▶ [Work to be completed]
Write the listing out again, all of it, word for word.

▶ [Material supplied]
- - -

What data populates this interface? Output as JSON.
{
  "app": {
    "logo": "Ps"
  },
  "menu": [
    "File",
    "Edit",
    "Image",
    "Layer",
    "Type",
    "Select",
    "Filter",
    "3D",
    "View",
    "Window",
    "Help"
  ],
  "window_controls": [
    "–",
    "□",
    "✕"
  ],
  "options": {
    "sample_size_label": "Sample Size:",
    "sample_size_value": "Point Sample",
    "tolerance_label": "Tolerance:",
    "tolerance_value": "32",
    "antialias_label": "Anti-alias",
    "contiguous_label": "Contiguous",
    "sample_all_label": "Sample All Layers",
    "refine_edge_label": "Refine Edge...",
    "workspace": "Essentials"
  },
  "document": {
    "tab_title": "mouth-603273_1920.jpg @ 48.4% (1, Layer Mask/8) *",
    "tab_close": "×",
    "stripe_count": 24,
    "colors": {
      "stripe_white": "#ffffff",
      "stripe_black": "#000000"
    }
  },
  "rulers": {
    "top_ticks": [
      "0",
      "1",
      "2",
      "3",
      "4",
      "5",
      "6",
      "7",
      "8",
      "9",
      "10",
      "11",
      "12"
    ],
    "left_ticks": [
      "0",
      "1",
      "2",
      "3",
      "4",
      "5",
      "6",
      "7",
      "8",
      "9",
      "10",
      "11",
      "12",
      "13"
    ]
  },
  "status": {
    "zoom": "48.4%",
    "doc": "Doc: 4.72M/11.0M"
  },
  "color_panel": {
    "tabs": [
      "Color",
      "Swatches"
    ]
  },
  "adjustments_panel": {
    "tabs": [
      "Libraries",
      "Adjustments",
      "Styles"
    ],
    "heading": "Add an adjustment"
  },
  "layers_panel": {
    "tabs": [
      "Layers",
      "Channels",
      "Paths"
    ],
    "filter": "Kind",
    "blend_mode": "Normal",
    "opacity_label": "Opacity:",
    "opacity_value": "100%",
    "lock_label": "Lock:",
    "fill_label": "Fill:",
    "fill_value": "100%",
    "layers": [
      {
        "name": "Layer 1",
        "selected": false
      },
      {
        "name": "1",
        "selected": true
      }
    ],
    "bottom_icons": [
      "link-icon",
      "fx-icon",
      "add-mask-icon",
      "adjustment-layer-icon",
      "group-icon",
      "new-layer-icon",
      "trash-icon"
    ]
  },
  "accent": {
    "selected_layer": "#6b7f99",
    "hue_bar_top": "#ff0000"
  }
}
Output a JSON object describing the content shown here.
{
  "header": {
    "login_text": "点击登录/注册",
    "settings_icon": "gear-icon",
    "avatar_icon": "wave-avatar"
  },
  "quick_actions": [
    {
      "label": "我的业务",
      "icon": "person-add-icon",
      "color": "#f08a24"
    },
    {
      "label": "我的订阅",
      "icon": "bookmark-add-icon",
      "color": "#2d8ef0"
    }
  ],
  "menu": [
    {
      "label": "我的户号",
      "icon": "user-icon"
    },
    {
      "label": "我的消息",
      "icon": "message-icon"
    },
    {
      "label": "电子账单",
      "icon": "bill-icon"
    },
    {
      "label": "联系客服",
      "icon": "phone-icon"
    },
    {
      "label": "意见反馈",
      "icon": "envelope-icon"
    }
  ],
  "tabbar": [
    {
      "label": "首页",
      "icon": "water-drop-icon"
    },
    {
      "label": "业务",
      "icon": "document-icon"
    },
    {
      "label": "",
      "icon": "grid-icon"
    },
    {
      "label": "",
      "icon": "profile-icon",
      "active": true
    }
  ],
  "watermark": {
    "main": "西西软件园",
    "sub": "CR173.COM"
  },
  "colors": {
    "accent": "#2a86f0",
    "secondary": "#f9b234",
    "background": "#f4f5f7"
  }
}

- - -

▶ [Response to this exercise]
What data populates this interface? Output as JSON.
{
  "app": {
    "logo": "Ps"
  },
  "menu": [
    "File",
    "Edit",
    "Image",
    "Layer",
    "Type",
    "Select",
    "Filter",
    "3D",
    "View",
    "Window",
    "Help"
  ],
  "window_controls": [
    "–",
    "□",
    "✕"
  ],
  "options": {
    "sample_size_label": "Sample Size:",
    "sample_size_value": "Point Sample",
    "tolerance_label": "Tolerance:",
    "tolerance_value": "32",
    "antialias_label": "Anti-alias",
    "contiguous_label": "Contiguous",
    "sample_all_label": "Sample All Layers",
    "refine_edge_label": "Refine Edge...",
    "workspace": "Essentials"
  },
  "document": {
    "tab_title": "mouth-603273_1920.jpg @ 48.4% (1, Layer Mask/8) *",
    "tab_close": "×",
    "stripe_count": 24,
    "colors": {
      "stripe_white": "#ffffff",
      "stripe_black": "#000000"
    }
  },
  "rulers": {
    "top_ticks": [
      "0",
      "1",
      "2",
      "3",
      "4",
      "5",
      "6",
      "7",
      "8",
      "9",
      "10",
      "11",
      "12"
    ],
    "left_ticks": [
      "0",
      "1",
      "2",
      "3",
      "4",
      "5",
      "6",
      "7",
      "8",
      "9",
      "10",
      "11",
      "12",
      "13"
    ]
  },
  "status": {
    "zoom": "48.4%",
    "doc": "Doc: 4.72M/11.0M"
  },
  "color_panel": {
    "tabs": [
      "Color",
      "Swatches"
    ]
  },
  "adjustments_panel": {
    "tabs": [
      "Libraries",
      "Adjustments",
      "Styles"
    ],
    "heading": "Add an adjustment"
  },
  "layers_panel": {
    "tabs": [
      "Layers",
      "Channels",
      "Paths"
    ],
    "filter": "Kind",
    "blend_mode": "Normal",
    "opacity_label": "Opacity:",
    "opacity_value": "100%",
    "lock_label": "Lock:",
    "fill_label": "Fill:",
    "fill_value": "100%",
    "layers": [
      {
        "name": "Layer 1",
        "selected": false
      },
      {
        "name": "1",
        "selected": true
      }
    ],
    "bottom_icons": [
      "link-icon",
      "fx-icon",
      "add-mask-icon",
      "adjustment-layer-icon",
      "group-icon",
      "new-layer-icon",
      "trash-icon"
    ]
  },
  "accent": {
    "selected_layer": "#6b7f99",
    "hue_bar_top": "#ff0000"
  }
}
Output a JSON object describing the content shown here.
{
  "header": {
    "login_text": "点击登录/注册",
    "settings_icon": "gear-icon",
    "avatar_icon": "wave-avatar"
  },
  "quick_actions": [
    {
      "label": "我的业务",
      "icon": "person-add-icon",
      "color": "#f08a24"
    },
    {
      "label": "我的订阅",
      "icon": "bookmark-add-icon",
      "color": "#2d8ef0"
    }
  ],
  "menu": [
    {
      "label": "我的户号",
      "icon": "user-icon"
    },
    {
      "label": "我的消息",
      "icon": "message-icon"
    },
    {
      "label": "电子账单",
      "icon": "bill-icon"
    },
    {
      "label": "联系客服",
      "icon": "phone-icon"
    },
    {
      "label": "意见反馈",
      "icon": "envelope-icon"
    }
  ],
  "tabbar": [
    {
      "label": "首页",
      "icon": "water-drop-icon"
    },
    {
      "label": "业务",
      "icon": "document-icon"
    },
    {
      "label": "",
      "icon": "grid-icon"
    },
    {
      "label": "",
      "icon": "profile-icon",
      "active": true
    }
  ],
  "watermark": {
    "main": "西西软件园",
    "sub": "CR173.COM"
  },
  "colors": {
    "accent": "#2a86f0",
    "secondary": "#f9b234",
    "background": "#f4f5f7"
  }
}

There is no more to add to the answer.